--- Start DATA SUPPLIED ---

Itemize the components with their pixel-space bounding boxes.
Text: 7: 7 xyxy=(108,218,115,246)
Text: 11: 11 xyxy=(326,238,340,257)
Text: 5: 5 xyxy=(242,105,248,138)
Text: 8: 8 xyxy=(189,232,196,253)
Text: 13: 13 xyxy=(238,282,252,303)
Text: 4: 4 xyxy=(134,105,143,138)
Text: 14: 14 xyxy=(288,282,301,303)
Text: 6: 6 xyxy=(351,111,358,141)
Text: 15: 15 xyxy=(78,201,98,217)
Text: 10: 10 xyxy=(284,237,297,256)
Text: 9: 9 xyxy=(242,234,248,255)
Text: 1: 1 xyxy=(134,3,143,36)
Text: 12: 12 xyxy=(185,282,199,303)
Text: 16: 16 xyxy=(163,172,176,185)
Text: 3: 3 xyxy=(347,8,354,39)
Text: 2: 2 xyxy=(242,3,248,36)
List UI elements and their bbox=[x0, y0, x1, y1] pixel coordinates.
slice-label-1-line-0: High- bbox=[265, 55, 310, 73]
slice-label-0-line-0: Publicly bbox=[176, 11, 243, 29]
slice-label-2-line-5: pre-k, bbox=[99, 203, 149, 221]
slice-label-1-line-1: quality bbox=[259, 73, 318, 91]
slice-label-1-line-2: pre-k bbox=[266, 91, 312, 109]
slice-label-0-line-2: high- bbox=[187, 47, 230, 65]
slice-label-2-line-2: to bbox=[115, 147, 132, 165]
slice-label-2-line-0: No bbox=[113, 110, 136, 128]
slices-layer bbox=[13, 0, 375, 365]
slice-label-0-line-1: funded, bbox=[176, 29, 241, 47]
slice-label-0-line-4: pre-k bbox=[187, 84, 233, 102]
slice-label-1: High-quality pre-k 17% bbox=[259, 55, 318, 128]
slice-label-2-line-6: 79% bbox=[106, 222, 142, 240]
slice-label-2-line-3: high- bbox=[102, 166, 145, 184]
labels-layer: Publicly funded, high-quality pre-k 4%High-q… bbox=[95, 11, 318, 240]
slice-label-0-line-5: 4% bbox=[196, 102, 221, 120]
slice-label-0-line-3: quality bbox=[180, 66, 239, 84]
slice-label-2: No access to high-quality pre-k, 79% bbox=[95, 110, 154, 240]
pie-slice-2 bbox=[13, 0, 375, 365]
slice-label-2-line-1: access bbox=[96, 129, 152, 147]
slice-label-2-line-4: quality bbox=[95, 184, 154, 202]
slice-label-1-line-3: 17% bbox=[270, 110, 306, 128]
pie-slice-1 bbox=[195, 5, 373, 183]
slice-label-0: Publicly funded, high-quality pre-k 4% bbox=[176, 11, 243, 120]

--- End DATA SUPPLIED ---

EXERCISE INSTRUCTIONS: Please copy all of the data above line for line, with no changes.

RESULT:
Itemize the components with their pixel-space bounding boxes.
Text: 7: 7 xyxy=(108,218,115,246)
Text: 11: 11 xyxy=(326,238,340,257)
Text: 5: 5 xyxy=(242,105,248,138)
Text: 8: 8 xyxy=(189,232,196,253)
Text: 13: 13 xyxy=(238,282,252,303)
Text: 4: 4 xyxy=(134,105,143,138)
Text: 14: 14 xyxy=(288,282,301,303)
Text: 6: 6 xyxy=(351,111,358,141)
Text: 15: 15 xyxy=(78,201,98,217)
Text: 10: 10 xyxy=(284,237,297,256)
Text: 9: 9 xyxy=(242,234,248,255)
Text: 1: 1 xyxy=(134,3,143,36)
Text: 12: 12 xyxy=(185,282,199,303)
Text: 16: 16 xyxy=(163,172,176,185)
Text: 3: 3 xyxy=(347,8,354,39)
Text: 2: 2 xyxy=(242,3,248,36)
List UI elements and their bbox=[x0, y0, x1, y1] pixel coordinates.
slice-label-1-line-0: High- bbox=[265, 55, 310, 73]
slice-label-0-line-0: Publicly bbox=[176, 11, 243, 29]
slice-label-2-line-5: pre-k, bbox=[99, 203, 149, 221]
slice-label-1-line-1: quality bbox=[259, 73, 318, 91]
slice-label-1-line-2: pre-k bbox=[266, 91, 312, 109]
slice-label-0-line-2: high- bbox=[187, 47, 230, 65]
slice-label-2-line-2: to bbox=[115, 147, 132, 165]
slice-label-2-line-0: No bbox=[113, 110, 136, 128]
slices-layer bbox=[13, 0, 375, 365]
slice-label-0-line-1: funded, bbox=[176, 29, 241, 47]
slice-label-0-line-4: pre-k bbox=[187, 84, 233, 102]
slice-label-1: High-quality pre-k 17% bbox=[259, 55, 318, 128]
slice-label-2-line-6: 79% bbox=[106, 222, 142, 240]
slice-label-2-line-3: high- bbox=[102, 166, 145, 184]
labels-layer: Publicly funded, high-quality pre-k 4%High-q… bbox=[95, 11, 318, 240]
slice-label-0-line-5: 4% bbox=[196, 102, 221, 120]
slice-label-0-line-3: quality bbox=[180, 66, 239, 84]
slice-label-2: No access to high-quality pre-k, 79% bbox=[95, 110, 154, 240]
pie-slice-2 bbox=[13, 0, 375, 365]
slice-label-2-line-1: access bbox=[96, 129, 152, 147]
slice-label-2-line-4: quality bbox=[95, 184, 154, 202]
slice-label-1-line-3: 17% bbox=[270, 110, 306, 128]
pie-slice-1 bbox=[195, 5, 373, 183]
slice-label-0: Publicly funded, high-quality pre-k 4% bbox=[176, 11, 243, 120]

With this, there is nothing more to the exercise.